■ Exercise: Type every record exactly as it appears.

--- START OF Input material ---

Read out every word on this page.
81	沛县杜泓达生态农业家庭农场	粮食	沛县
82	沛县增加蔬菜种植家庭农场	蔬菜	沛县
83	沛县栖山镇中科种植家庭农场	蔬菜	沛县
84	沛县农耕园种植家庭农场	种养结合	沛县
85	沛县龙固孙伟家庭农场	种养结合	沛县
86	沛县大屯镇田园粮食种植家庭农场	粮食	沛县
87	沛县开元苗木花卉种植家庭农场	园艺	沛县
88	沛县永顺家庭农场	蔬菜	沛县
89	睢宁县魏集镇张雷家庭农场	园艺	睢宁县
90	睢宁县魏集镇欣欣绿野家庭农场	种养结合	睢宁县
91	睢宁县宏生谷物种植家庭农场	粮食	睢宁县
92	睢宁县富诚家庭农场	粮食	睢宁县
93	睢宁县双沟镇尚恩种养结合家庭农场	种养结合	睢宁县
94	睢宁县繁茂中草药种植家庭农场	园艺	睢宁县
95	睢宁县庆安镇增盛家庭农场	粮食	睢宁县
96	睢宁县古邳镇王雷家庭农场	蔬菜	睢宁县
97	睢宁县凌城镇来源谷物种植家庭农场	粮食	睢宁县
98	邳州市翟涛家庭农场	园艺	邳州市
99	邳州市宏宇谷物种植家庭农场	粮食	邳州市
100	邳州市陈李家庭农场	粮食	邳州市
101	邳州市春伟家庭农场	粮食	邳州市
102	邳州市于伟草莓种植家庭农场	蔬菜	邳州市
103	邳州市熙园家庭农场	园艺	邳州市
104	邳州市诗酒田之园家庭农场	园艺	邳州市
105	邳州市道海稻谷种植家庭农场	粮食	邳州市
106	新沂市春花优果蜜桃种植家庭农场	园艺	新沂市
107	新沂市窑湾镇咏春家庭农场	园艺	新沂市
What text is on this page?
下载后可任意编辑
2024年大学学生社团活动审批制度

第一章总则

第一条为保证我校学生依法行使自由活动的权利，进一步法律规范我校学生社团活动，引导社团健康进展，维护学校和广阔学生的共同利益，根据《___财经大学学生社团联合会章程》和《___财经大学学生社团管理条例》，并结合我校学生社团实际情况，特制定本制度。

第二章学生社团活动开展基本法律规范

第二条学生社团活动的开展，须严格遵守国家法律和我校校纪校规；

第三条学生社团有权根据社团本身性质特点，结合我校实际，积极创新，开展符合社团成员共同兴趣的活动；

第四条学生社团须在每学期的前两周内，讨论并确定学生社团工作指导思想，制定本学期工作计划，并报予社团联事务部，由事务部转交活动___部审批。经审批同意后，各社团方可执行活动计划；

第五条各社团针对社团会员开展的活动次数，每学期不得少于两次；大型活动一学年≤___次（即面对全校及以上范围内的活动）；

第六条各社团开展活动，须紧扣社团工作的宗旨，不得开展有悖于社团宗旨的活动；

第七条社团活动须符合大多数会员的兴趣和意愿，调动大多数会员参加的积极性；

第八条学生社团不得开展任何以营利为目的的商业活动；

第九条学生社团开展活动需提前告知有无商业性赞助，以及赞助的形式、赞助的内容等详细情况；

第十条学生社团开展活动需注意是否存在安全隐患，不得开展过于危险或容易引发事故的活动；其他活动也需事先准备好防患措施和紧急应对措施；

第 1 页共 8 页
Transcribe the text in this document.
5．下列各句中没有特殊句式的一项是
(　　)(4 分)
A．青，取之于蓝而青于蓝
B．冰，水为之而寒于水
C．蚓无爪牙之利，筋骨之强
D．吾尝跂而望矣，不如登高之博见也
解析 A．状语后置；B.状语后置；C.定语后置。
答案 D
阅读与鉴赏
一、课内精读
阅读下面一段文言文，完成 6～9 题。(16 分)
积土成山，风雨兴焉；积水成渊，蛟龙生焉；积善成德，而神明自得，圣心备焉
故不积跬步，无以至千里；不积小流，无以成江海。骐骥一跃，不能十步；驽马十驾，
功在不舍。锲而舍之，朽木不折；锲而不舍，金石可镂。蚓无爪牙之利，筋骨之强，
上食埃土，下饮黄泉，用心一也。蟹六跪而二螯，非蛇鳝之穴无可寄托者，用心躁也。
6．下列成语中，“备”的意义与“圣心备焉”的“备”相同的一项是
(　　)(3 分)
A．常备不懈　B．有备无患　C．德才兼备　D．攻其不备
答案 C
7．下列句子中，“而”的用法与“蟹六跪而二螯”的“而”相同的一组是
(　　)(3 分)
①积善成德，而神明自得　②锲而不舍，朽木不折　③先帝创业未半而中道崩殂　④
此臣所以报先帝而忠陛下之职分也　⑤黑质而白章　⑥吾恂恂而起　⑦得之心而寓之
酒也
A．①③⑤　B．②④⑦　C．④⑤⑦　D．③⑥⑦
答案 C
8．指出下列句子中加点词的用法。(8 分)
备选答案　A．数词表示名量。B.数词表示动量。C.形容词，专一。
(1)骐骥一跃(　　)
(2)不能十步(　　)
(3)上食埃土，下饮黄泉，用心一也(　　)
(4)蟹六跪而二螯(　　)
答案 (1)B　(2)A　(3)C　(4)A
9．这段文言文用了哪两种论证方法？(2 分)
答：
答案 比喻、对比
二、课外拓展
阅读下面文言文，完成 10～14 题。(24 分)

--- END OF Input material ---

■ Response:
Read out every word on this page.
81	沛县杜泓达生态农业家庭农场	粮食	沛县
82	沛县增加蔬菜种植家庭农场	蔬菜	沛县
83	沛县栖山镇中科种植家庭农场	蔬菜	沛县
84	沛县农耕园种植家庭农场	种养结合	沛县
85	沛县龙固孙伟家庭农场	种养结合	沛县
86	沛县大屯镇田园粮食种植家庭农场	粮食	沛县
87	沛县开元苗木花卉种植家庭农场	园艺	沛县
88	沛县永顺家庭农场	蔬菜	沛县
89	睢宁县魏集镇张雷家庭农场	园艺	睢宁县
90	睢宁县魏集镇欣欣绿野家庭农场	种养结合	睢宁县
91	睢宁县宏生谷物种植家庭农场	粮食	睢宁县
92	睢宁县富诚家庭农场	粮食	睢宁县
93	睢宁县双沟镇尚恩种养结合家庭农场	种养结合	睢宁县
94	睢宁县繁茂中草药种植家庭农场	园艺	睢宁县
95	睢宁县庆安镇增盛家庭农场	粮食	睢宁县
96	睢宁县古邳镇王雷家庭农场	蔬菜	睢宁县
97	睢宁县凌城镇来源谷物种植家庭农场	粮食	睢宁县
98	邳州市翟涛家庭农场	园艺	邳州市
99	邳州市宏宇谷物种植家庭农场	粮食	邳州市
100	邳州市陈李家庭农场	粮食	邳州市
101	邳州市春伟家庭农场	粮食	邳州市
102	邳州市于伟草莓种植家庭农场	蔬菜	邳州市
103	邳州市熙园家庭农场	园艺	邳州市
104	邳州市诗酒田之园家庭农场	园艺	邳州市
105	邳州市道海稻谷种植家庭农场	粮食	邳州市
106	新沂市春花优果蜜桃种植家庭农场	园艺	新沂市
107	新沂市窑湾镇咏春家庭农场	园艺	新沂市
What text is on this page?
下载后可任意编辑
2024年大学学生社团活动审批制度

第一章总则

第一条为保证我校学生依法行使自由活动的权利，进一步法律规范我校学生社团活动，引导社团健康进展，维护学校和广阔学生的共同利益，根据《___财经大学学生社团联合会章程》和《___财经大学学生社团管理条例》，并结合我校学生社团实际情况，特制定本制度。

第二章学生社团活动开展基本法律规范

第二条学生社团活动的开展，须严格遵守国家法律和我校校纪校规；

第三条学生社团有权根据社团本身性质特点，结合我校实际，积极创新，开展符合社团成员共同兴趣的活动；

第四条学生社团须在每学期的前两周内，讨论并确定学生社团工作指导思想，制定本学期工作计划，并报予社团联事务部，由事务部转交活动___部审批。经审批同意后，各社团方可执行活动计划；

第五条各社团针对社团会员开展的活动次数，每学期不得少于两次；大型活动一学年≤___次（即面对全校及以上范围内的活动）；

第六条各社团开展活动，须紧扣社团工作的宗旨，不得开展有悖于社团宗旨的活动；

第七条社团活动须符合大多数会员的兴趣和意愿，调动大多数会员参加的积极性；

第八条学生社团不得开展任何以营利为目的的商业活动；

第九条学生社团开展活动需提前告知有无商业性赞助，以及赞助的形式、赞助的内容等详细情况；

第十条学生社团开展活动需注意是否存在安全隐患，不得开展过于危险或容易引发事故的活动；其他活动也需事先准备好防患措施和紧急应对措施；

第 1 页共 8 页
Transcribe the text in this document.
5．下列各句中没有特殊句式的一项是
(　　)(4 分)
A．青，取之于蓝而青于蓝
B．冰，水为之而寒于水
C．蚓无爪牙之利，筋骨之强
D．吾尝跂而望矣，不如登高之博见也
解析 A．状语后置；B.状语后置；C.定语后置。
答案 D
阅读与鉴赏
一、课内精读
阅读下面一段文言文，完成 6～9 题。(16 分)
积土成山，风雨兴焉；积水成渊，蛟龙生焉；积善成德，而神明自得，圣心备焉
故不积跬步，无以至千里；不积小流，无以成江海。骐骥一跃，不能十步；驽马十驾，
功在不舍。锲而舍之，朽木不折；锲而不舍，金石可镂。蚓无爪牙之利，筋骨之强，
上食埃土，下饮黄泉，用心一也。蟹六跪而二螯，非蛇鳝之穴无可寄托者，用心躁也。
6．下列成语中，“备”的意义与“圣心备焉”的“备”相同的一项是
(　　)(3 分)
A．常备不懈　B．有备无患　C．德才兼备　D．攻其不备
答案 C
7．下列句子中，“而”的用法与“蟹六跪而二螯”的“而”相同的一组是
(　　)(3 分)
①积善成德，而神明自得　②锲而不舍，朽木不折　③先帝创业未半而中道崩殂　④
此臣所以报先帝而忠陛下之职分也　⑤黑质而白章　⑥吾恂恂而起　⑦得之心而寓之
酒也
A．①③⑤　B．②④⑦　C．④⑤⑦　D．③⑥⑦
答案 C
8．指出下列句子中加点词的用法。(8 分)
备选答案　A．数词表示名量。B.数词表示动量。C.形容词，专一。
(1)骐骥一跃(　　)
(2)不能十步(　　)
(3)上食埃土，下饮黄泉，用心一也(　　)
(4)蟹六跪而二螯(　　)
答案 (1)B　(2)A　(3)C　(4)A
9．这段文言文用了哪两种论证方法？(2 分)
答：
答案 比喻、对比
二、课外拓展
阅读下面文言文，完成 10～14 题。(24 分)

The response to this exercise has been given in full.